Short exercise:
Select the lines that hold the word "integrację" and copy each one.

— Begin Data excerpts —

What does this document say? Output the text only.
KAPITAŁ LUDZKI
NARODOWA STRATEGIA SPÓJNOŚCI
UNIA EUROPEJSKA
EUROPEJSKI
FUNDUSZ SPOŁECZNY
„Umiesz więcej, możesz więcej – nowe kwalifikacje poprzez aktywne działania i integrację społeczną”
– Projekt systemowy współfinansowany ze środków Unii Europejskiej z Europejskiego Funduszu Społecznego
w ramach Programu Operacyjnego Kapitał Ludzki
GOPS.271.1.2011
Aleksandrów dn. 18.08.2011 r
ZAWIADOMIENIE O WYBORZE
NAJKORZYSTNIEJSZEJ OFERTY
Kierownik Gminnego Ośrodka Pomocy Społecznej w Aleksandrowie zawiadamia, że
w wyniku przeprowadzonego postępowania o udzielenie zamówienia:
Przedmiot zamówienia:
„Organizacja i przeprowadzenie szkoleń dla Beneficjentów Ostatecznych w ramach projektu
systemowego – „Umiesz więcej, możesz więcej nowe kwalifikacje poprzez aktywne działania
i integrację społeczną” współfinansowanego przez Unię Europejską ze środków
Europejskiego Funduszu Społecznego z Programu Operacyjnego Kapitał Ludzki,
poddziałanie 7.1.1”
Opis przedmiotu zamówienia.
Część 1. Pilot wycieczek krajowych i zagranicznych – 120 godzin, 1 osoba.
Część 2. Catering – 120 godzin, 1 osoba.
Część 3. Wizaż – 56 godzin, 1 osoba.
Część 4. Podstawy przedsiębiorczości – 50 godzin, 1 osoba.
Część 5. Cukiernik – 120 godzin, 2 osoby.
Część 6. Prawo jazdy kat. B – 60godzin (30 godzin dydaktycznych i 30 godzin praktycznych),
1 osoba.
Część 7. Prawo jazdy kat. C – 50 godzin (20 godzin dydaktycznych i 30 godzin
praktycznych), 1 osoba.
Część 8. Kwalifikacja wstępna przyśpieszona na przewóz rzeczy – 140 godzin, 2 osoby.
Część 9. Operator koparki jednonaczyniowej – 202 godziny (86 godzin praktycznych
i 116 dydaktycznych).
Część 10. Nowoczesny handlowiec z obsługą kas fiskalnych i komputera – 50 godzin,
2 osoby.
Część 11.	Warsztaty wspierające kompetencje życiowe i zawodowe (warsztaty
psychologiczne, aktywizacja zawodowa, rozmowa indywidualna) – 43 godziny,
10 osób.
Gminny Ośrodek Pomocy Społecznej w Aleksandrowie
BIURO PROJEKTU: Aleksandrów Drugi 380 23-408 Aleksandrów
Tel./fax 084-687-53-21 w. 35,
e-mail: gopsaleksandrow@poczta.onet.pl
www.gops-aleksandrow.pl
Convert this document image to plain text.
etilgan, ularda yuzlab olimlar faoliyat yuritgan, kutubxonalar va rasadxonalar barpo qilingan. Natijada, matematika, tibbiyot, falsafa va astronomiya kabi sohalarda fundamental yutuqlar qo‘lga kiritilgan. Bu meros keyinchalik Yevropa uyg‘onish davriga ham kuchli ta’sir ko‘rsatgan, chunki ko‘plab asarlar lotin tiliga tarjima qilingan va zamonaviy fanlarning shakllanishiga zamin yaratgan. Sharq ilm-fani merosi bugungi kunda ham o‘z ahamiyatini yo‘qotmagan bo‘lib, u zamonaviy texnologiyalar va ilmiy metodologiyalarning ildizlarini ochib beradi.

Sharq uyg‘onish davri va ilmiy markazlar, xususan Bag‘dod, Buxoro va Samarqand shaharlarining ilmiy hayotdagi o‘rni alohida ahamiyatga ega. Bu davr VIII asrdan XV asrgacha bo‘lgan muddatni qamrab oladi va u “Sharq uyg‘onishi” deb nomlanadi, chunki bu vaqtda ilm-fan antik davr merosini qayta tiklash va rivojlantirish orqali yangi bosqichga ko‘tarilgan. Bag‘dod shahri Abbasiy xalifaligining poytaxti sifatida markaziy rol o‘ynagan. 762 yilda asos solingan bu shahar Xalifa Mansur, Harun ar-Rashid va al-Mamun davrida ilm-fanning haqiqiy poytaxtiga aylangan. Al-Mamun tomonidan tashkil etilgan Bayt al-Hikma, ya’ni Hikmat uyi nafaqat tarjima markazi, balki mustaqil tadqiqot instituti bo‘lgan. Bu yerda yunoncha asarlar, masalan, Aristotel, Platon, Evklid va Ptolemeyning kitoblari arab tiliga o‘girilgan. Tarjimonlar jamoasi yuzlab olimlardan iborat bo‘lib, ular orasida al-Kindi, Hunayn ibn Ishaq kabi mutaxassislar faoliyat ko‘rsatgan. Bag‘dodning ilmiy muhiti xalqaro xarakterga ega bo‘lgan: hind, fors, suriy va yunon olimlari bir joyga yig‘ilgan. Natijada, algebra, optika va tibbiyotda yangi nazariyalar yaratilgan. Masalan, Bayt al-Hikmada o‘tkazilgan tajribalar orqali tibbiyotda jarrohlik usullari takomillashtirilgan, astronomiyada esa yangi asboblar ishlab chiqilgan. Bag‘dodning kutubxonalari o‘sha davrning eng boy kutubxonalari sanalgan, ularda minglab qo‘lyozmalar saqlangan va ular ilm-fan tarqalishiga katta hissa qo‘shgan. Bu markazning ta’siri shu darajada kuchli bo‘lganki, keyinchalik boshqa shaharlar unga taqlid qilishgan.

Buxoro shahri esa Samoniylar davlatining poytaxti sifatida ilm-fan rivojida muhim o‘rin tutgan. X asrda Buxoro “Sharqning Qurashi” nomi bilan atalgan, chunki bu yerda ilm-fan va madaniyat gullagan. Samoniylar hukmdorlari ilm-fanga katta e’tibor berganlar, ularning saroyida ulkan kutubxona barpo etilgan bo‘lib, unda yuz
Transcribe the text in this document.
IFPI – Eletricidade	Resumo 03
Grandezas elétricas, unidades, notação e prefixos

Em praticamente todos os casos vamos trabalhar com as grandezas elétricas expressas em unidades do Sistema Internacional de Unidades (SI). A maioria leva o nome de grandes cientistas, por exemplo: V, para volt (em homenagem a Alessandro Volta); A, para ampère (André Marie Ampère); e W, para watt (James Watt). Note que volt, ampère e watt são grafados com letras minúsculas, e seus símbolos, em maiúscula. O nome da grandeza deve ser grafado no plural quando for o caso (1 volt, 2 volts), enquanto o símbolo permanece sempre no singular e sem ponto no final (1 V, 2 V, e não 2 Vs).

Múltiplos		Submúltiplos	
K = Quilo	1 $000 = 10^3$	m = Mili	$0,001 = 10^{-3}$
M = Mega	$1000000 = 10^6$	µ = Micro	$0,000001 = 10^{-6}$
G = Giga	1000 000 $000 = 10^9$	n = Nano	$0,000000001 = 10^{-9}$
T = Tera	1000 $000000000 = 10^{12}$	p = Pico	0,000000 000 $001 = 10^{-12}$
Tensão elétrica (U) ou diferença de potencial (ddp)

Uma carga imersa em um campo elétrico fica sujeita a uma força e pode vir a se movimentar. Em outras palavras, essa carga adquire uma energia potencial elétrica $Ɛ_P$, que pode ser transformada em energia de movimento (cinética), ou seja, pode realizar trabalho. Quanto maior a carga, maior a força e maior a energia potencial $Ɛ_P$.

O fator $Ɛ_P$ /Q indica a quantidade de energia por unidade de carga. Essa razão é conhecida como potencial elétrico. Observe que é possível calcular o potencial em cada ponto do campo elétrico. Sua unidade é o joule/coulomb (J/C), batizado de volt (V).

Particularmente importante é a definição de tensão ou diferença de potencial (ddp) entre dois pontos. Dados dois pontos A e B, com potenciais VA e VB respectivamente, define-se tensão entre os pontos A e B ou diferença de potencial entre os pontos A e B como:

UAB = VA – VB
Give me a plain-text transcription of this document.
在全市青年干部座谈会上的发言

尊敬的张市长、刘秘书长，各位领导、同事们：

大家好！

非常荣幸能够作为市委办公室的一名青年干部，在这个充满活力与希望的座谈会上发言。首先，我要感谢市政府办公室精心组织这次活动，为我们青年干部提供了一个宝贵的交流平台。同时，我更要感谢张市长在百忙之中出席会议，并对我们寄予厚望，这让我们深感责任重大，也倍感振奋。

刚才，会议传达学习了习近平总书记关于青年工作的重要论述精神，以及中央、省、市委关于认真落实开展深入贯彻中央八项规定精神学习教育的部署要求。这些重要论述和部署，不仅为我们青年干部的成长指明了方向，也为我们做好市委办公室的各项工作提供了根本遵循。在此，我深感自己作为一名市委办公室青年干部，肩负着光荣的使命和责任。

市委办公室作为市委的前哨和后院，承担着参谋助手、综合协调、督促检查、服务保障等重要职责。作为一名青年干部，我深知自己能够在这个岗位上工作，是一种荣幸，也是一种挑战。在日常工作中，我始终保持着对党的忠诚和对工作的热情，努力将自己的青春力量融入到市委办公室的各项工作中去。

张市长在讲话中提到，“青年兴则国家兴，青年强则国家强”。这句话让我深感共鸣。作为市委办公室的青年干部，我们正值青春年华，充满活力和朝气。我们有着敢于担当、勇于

— End Data excerpts —

Solved problem:
„Umiesz więcej, możesz więcej – nowe kwalifikacje poprzez aktywne działania i integrację społeczną”
i integrację społeczną” współfinansowanego przez Unię Europejską ze środków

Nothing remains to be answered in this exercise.